- [REQUIRED ACTION]: Report back every line from the entries below in which the word "Übergewicht" occurs.

BEGIN SOURCE MATERIAL

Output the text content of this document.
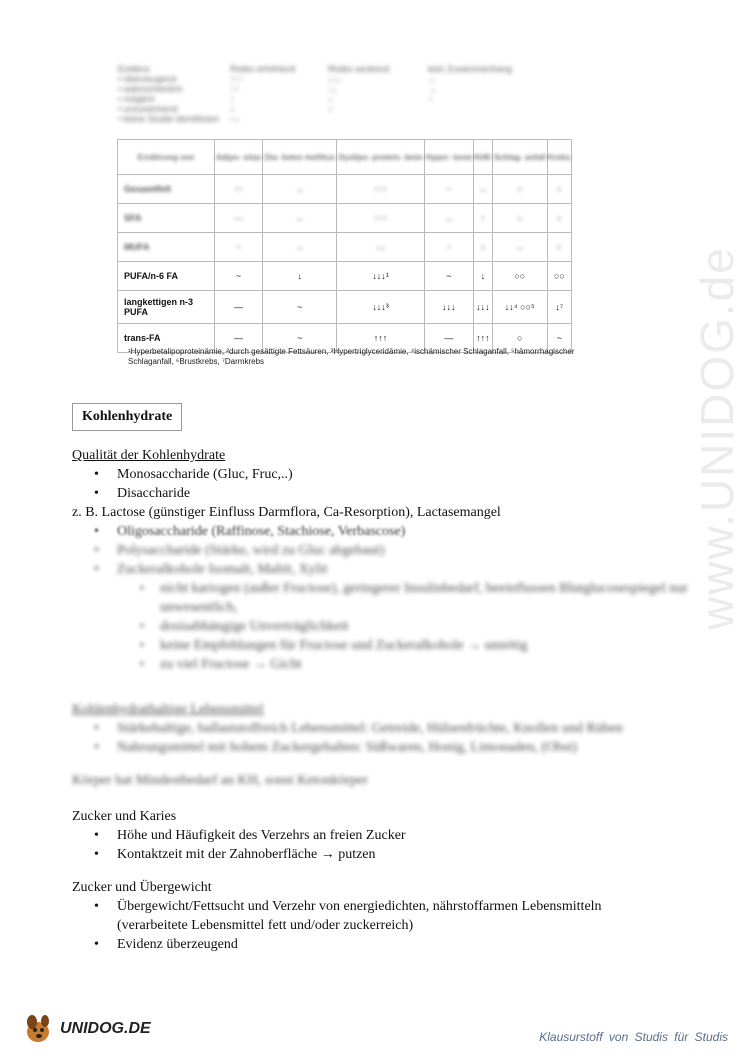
www.UNIDOG.de
Evidenz	Risiko erhöhend	Risiko senkend	kein Zusammenhang
• überzeugend	↑↑↑	↓↓↓	↔
• wahrscheinlich	↑↑	↓↓	↔
• möglich	↑	↓	~
• unzureichend	○	○
• keine Studie identifiziert	—
Ernährung von	Adipo- sitas	Dia- betes mellitus	Dyslipo- protein- ämie	Hyper- tonie	KHK	Schlag- anfall	Krebs
Gesamtfett	↑↑	↔	↑↑↑	~	↔	○	○
SFA	—	↔	↑↑↑	↔	↑	○	○
MUFA	~	↔	↓↓	~	○	↔	○
PUFA/n-6 FA	~	↓	↓↓↓¹	~	↓	○○	○○
langkettigen n-3 PUFA	—	~	↓↓↓³	↓↓↓	↓↓↓	↓↓⁴ ○○⁵	↓⁷
trans-FA	—	~	↑↑↑	—	↑↑↑	○	~
¹Hyperbetalipoproteinämie, ²durch gesättigte Fettsäuren, ³Hypertriglyceridämie, ⁴ischämischer Schlaganfall, ⁵hämorrhagischer Schlaganfall, ⁶Brustkrebs, ⁷Darmkrebs
Kohlenhydrate
Qualität der Kohlenhydrate
• Monosaccharide (Gluc, Fruc,..)
• Disaccharide
z. B. Lactose (günstiger Einfluss Darmflora, Ca-Resorption), Lactasemangel
• Oligosaccharide (Raffinose, Stachiose, Verbascose)
• Polysaccharide (Stärke, wird zu Gluc abgebaut)
• Zuckeralkohole Isomalt, Maltit, Xylit
▪ nicht kariogen (außer Fructose), geringerer Insulinbedarf, beeinflussen Blutglucosespiegel nur unwesentlich,
▪ dosisabhängige Unverträglichkeit
▪ keine Empfehlungen für Fructose und Zuckeralkohole → unnötig
▪ zu viel Fructose → Gicht
Kohlenhydrathaltige Lebensmittel
• Stärkehaltige, ballaststoffreich Lebensmittel: Getreide, Hülsenfrüchte, Knollen und Rüben
• Nahrungsmittel mit hohem Zuckergehalten: Süßwaren, Honig, Limonaden, (Obst)
Körper hat Mindestbedarf an KH, sonst Ketonkörper
Zucker und Karies
• Höhe und Häufigkeit des Verzehrs an freien Zucker
• Kontaktzeit mit der Zahnoberfläche → putzen
Zucker und Übergewicht
• Übergewicht/Fettsucht und Verzehr von energiedichten, nährstoffarmen Lebensmitteln (verarbeitete Lebensmittel fett und/oder zuckerreich)
• Evidenz überzeugend
UNIDOG.DE	Klausurstoff von Studis für Studis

END SOURCE MATERIAL

- [SOLUTION FOR THIS TASK]:
Zucker und Übergewicht
• Übergewicht/Fettsucht und Verzehr von energiedichten, nährstoffarmen Lebensmitteln (verarbeitete Lebensmittel fett und/oder zuckerreich)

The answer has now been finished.